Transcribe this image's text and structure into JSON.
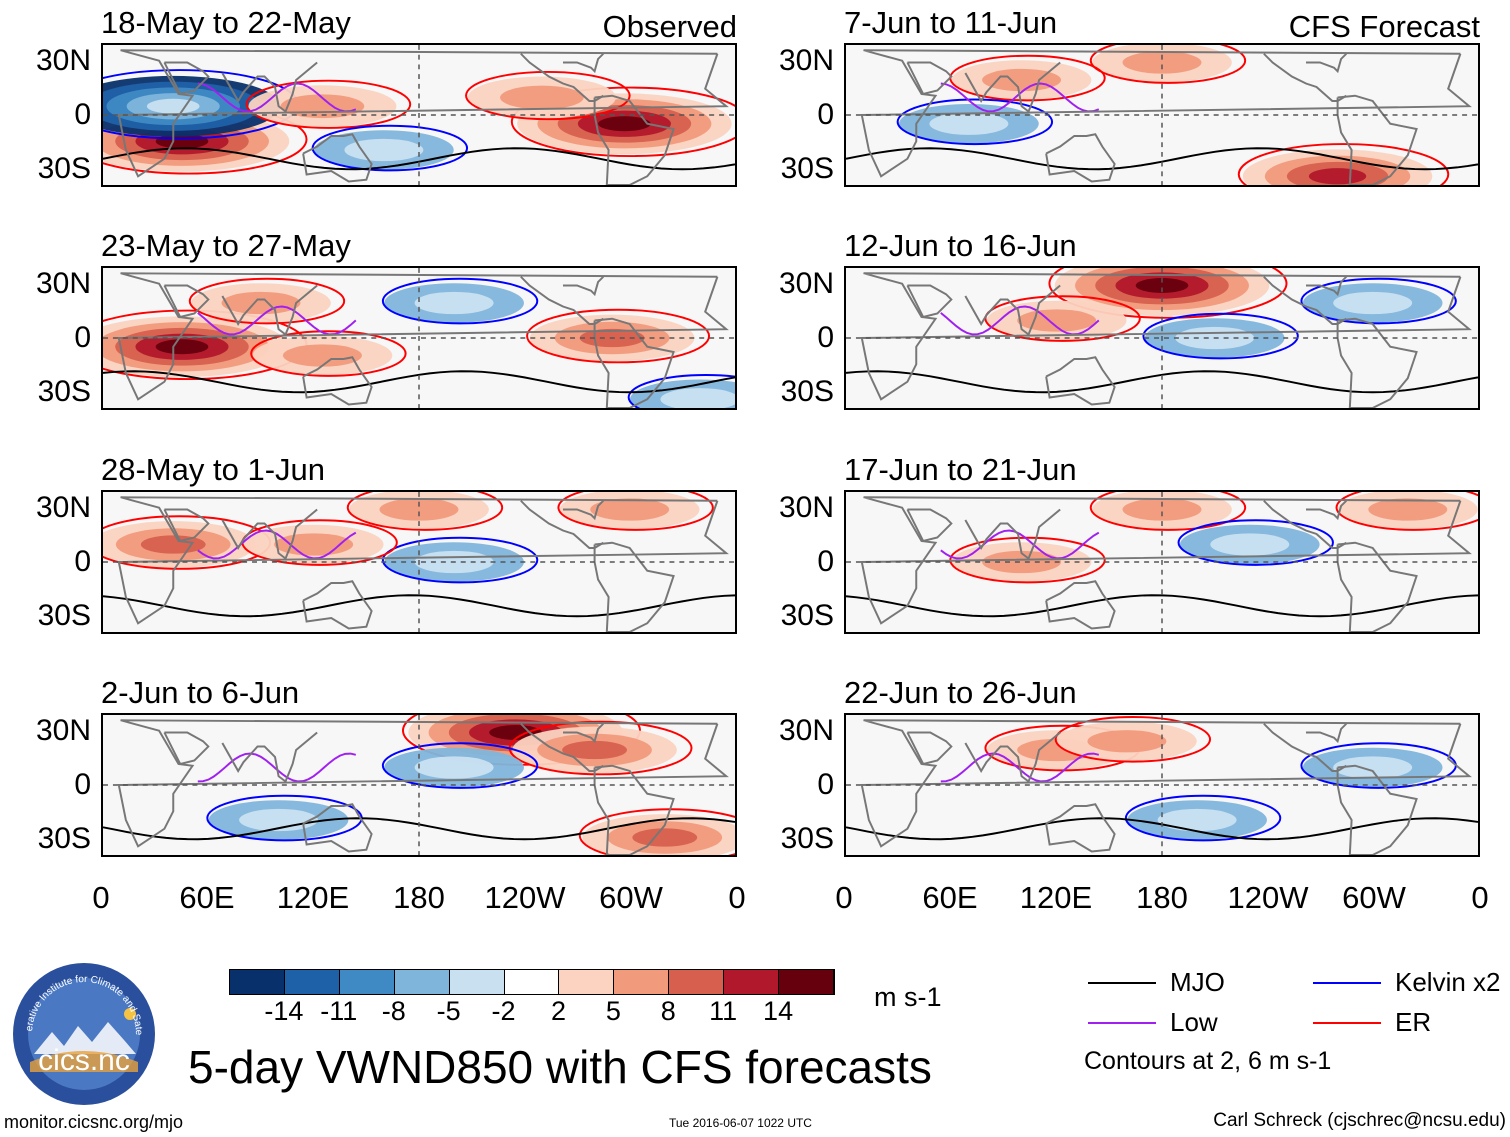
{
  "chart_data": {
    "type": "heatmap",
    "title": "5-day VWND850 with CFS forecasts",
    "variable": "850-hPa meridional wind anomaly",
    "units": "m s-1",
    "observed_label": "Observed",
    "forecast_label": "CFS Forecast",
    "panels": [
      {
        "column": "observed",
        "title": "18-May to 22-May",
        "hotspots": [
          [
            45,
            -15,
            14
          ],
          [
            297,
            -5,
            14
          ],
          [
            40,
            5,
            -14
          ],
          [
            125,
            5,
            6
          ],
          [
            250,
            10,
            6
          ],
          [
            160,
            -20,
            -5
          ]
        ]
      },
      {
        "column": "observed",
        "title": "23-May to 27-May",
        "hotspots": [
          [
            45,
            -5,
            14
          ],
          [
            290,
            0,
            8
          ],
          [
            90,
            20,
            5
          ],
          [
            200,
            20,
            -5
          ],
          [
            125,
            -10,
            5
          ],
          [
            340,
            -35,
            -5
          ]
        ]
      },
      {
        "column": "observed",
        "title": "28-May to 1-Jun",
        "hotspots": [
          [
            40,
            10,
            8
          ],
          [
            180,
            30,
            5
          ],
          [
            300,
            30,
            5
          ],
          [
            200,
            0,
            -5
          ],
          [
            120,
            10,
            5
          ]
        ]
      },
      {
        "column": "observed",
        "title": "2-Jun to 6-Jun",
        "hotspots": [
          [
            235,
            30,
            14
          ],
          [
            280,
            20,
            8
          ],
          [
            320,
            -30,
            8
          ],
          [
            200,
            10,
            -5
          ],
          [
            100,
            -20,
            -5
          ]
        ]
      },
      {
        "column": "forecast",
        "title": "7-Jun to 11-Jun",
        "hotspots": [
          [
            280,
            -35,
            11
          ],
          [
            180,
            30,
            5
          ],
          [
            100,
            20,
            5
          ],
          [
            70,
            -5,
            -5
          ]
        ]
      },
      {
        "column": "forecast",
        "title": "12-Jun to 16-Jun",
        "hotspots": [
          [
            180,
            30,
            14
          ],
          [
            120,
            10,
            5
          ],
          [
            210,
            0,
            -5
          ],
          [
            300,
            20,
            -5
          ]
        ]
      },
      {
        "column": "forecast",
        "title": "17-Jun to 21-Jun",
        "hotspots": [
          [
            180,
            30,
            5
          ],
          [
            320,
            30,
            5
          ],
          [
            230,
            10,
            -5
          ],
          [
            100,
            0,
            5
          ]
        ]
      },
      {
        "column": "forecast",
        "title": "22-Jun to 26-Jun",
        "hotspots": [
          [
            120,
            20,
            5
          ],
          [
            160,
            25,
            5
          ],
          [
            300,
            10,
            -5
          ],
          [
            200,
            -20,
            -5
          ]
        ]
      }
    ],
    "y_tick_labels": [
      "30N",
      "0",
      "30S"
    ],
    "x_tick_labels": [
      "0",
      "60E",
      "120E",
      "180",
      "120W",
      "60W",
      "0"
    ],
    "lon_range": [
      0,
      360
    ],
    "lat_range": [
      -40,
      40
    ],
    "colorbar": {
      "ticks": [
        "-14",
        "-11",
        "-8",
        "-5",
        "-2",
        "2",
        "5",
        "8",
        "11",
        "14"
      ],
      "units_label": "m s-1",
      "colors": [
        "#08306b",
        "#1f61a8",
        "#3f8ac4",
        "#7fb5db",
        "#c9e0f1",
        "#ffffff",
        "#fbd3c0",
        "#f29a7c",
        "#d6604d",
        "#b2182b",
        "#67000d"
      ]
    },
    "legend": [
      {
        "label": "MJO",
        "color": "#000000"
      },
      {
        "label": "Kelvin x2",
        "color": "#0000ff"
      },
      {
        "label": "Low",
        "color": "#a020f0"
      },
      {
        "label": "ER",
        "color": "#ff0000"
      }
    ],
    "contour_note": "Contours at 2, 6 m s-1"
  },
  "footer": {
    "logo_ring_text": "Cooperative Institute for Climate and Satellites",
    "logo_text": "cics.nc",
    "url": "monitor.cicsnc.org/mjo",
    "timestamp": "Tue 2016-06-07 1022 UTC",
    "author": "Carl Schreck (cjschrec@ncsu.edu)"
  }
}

^^^^

Reproduce the listing word for word and omit its pictures.

#### Task answer
Transcribe this image's text and structure into JSON.
{
  "chart_data": {
    "type": "heatmap",
    "title": "5-day VWND850 with CFS forecasts",
    "variable": "850-hPa meridional wind anomaly",
    "units": "m s-1",
    "observed_label": "Observed",
    "forecast_label": "CFS Forecast",
    "panels": [
      {
        "column": "observed",
        "title": "18-May to 22-May",
        "hotspots": [
          [
            45,
            -15,
            14
          ],
          [
            297,
            -5,
            14
          ],
          [
            40,
            5,
            -14
          ],
          [
            125,
            5,
            6
          ],
          [
            250,
            10,
            6
          ],
          [
            160,
            -20,
            -5
          ]
        ]
      },
      {
        "column": "observed",
        "title": "23-May to 27-May",
        "hotspots": [
          [
            45,
            -5,
            14
          ],
          [
            290,
            0,
            8
          ],
          [
            90,
            20,
            5
          ],
          [
            200,
            20,
            -5
          ],
          [
            125,
            -10,
            5
          ],
          [
            340,
            -35,
            -5
          ]
        ]
      },
      {
        "column": "observed",
        "title": "28-May to 1-Jun",
        "hotspots": [
          [
            40,
            10,
            8
          ],
          [
            180,
            30,
            5
          ],
          [
            300,
            30,
            5
          ],
          [
            200,
            0,
            -5
          ],
          [
            120,
            10,
            5
          ]
        ]
      },
      {
        "column": "observed",
        "title": "2-Jun to 6-Jun",
        "hotspots": [
          [
            235,
            30,
            14
          ],
          [
            280,
            20,
            8
          ],
          [
            320,
            -30,
            8
          ],
          [
            200,
            10,
            -5
          ],
          [
            100,
            -20,
            -5
          ]
        ]
      },
      {
        "column": "forecast",
        "title": "7-Jun to 11-Jun",
        "hotspots": [
          [
            280,
            -35,
            11
          ],
          [
            180,
            30,
            5
          ],
          [
            100,
            20,
            5
          ],
          [
            70,
            -5,
            -5
          ]
        ]
      },
      {
        "column": "forecast",
        "title": "12-Jun to 16-Jun",
        "hotspots": [
          [
            180,
            30,
            14
          ],
          [
            120,
            10,
            5
          ],
          [
            210,
            0,
            -5
          ],
          [
            300,
            20,
            -5
          ]
        ]
      },
      {
        "column": "forecast",
        "title": "17-Jun to 21-Jun",
        "hotspots": [
          [
            180,
            30,
            5
          ],
          [
            320,
            30,
            5
          ],
          [
            230,
            10,
            -5
          ],
          [
            100,
            0,
            5
          ]
        ]
      },
      {
        "column": "forecast",
        "title": "22-Jun to 26-Jun",
        "hotspots": [
          [
            120,
            20,
            5
          ],
          [
            160,
            25,
            5
          ],
          [
            300,
            10,
            -5
          ],
          [
            200,
            -20,
            -5
          ]
        ]
      }
    ],
    "y_tick_labels": [
      "30N",
      "0",
      "30S"
    ],
    "x_tick_labels": [
      "0",
      "60E",
      "120E",
      "180",
      "120W",
      "60W",
      "0"
    ],
    "lon_range": [
      0,
      360
    ],
    "lat_range": [
      -40,
      40
    ],
    "colorbar": {
      "ticks": [
        "-14",
        "-11",
        "-8",
        "-5",
        "-2",
        "2",
        "5",
        "8",
        "11",
        "14"
      ],
      "units_label": "m s-1",
      "colors": [
        "#08306b",
        "#1f61a8",
        "#3f8ac4",
        "#7fb5db",
        "#c9e0f1",
        "#ffffff",
        "#fbd3c0",
        "#f29a7c",
        "#d6604d",
        "#b2182b",
        "#67000d"
      ]
    },
    "legend": [
      {
        "label": "MJO",
        "color": "#000000"
      },
      {
        "label": "Kelvin x2",
        "color": "#0000ff"
      },
      {
        "label": "Low",
        "color": "#a020f0"
      },
      {
        "label": "ER",
        "color": "#ff0000"
      }
    ],
    "contour_note": "Contours at 2, 6 m s-1"
  },
  "footer": {
    "logo_ring_text": "Cooperative Institute for Climate and Satellites",
    "logo_text": "cics.nc",
    "url": "monitor.cicsnc.org/mjo",
    "timestamp": "Tue 2016-06-07 1022 UTC",
    "author": "Carl Schreck (cjschrec@ncsu.edu)"
  }
}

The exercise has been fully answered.